* **What is expected**: Collect all lines below with the string "LIFTS".

• • •

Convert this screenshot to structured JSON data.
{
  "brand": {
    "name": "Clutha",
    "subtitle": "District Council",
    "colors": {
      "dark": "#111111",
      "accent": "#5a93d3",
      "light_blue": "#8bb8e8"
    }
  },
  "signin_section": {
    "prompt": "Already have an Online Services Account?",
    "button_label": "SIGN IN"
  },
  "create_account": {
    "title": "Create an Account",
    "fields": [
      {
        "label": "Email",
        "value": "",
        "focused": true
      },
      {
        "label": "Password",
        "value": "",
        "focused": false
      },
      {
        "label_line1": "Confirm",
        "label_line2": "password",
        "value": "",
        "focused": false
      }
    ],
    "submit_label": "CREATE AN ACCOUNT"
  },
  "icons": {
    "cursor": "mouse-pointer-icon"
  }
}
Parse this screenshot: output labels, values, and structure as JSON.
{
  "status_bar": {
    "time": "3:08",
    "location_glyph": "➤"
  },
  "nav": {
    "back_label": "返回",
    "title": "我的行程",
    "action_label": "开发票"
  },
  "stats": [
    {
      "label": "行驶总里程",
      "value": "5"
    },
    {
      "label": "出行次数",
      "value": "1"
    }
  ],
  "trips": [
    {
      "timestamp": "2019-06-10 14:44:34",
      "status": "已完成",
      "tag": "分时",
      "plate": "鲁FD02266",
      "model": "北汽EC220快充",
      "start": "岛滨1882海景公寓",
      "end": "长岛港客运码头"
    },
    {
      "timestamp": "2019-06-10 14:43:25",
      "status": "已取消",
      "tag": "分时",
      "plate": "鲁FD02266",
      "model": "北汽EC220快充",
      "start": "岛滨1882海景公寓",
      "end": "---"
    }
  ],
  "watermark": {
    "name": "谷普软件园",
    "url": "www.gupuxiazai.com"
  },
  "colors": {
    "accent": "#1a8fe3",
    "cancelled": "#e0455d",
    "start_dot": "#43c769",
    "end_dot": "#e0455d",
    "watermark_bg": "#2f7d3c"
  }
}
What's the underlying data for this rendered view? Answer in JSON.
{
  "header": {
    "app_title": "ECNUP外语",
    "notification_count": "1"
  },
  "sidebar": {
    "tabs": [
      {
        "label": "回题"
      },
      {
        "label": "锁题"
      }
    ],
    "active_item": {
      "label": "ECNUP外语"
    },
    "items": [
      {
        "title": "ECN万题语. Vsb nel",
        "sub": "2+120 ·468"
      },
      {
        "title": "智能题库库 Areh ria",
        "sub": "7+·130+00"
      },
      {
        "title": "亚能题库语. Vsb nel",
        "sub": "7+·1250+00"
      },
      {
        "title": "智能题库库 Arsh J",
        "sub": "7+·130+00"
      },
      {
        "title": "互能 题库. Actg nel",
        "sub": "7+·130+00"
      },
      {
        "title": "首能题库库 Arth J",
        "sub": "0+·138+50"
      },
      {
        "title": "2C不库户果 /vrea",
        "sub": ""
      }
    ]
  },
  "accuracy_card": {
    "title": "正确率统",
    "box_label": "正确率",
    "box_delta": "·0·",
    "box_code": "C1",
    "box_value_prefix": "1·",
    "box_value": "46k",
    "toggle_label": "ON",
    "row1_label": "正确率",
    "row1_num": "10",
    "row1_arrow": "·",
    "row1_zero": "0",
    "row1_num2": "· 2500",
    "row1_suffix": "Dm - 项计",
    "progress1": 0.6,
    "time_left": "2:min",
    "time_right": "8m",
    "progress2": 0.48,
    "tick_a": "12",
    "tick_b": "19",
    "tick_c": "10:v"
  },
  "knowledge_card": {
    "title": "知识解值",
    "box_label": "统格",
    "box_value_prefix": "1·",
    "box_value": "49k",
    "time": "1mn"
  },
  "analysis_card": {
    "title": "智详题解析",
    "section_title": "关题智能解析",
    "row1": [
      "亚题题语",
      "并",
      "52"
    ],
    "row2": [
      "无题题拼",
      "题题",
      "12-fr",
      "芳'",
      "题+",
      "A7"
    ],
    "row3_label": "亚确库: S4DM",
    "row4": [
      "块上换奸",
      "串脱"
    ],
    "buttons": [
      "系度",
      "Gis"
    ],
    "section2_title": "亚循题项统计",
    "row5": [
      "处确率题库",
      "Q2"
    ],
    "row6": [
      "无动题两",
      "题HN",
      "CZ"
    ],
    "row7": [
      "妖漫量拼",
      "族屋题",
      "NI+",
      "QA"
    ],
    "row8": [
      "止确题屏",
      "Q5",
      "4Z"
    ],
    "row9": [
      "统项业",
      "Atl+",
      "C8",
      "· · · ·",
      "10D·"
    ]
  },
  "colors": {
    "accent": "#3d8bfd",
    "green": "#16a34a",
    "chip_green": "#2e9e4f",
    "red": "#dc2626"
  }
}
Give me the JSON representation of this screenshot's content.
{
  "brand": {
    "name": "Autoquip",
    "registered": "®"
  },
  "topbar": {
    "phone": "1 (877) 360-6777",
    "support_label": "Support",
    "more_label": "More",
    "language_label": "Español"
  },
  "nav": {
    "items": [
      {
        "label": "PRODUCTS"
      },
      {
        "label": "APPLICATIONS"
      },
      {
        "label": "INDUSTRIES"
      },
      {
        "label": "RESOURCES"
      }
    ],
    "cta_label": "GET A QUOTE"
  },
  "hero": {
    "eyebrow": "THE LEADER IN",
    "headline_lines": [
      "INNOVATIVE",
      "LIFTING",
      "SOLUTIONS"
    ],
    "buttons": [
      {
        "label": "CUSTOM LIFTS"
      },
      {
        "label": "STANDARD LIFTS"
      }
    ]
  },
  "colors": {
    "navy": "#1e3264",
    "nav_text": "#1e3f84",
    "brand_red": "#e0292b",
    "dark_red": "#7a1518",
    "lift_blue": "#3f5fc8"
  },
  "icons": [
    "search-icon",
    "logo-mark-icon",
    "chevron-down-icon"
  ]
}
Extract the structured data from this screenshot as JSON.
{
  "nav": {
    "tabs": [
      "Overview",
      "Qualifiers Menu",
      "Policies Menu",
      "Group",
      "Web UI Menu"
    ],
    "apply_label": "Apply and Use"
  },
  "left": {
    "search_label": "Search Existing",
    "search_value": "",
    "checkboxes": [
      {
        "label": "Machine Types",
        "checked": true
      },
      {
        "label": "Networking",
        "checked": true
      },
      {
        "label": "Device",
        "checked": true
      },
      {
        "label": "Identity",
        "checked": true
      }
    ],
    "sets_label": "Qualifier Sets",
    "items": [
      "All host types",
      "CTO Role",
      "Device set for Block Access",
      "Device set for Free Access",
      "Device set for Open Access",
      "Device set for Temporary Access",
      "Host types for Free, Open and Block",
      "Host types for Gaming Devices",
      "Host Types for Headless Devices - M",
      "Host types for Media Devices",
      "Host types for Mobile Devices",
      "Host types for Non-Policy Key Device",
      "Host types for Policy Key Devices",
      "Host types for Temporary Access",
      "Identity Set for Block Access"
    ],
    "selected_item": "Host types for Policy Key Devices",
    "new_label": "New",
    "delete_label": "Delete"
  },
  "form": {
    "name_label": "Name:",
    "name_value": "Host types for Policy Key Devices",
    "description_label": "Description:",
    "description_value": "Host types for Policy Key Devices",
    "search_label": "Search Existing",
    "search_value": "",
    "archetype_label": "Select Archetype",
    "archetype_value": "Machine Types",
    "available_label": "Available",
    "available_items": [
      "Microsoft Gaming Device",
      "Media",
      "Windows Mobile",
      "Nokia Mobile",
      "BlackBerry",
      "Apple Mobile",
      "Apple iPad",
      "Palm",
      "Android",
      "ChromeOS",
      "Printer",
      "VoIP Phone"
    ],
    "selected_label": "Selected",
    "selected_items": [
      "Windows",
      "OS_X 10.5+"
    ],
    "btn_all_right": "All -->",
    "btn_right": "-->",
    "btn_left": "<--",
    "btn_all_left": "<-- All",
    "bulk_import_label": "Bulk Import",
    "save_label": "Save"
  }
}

• • •

* **Written reply**:
        "label": "CUSTOM LIFTS"
        "label": "STANDARD LIFTS"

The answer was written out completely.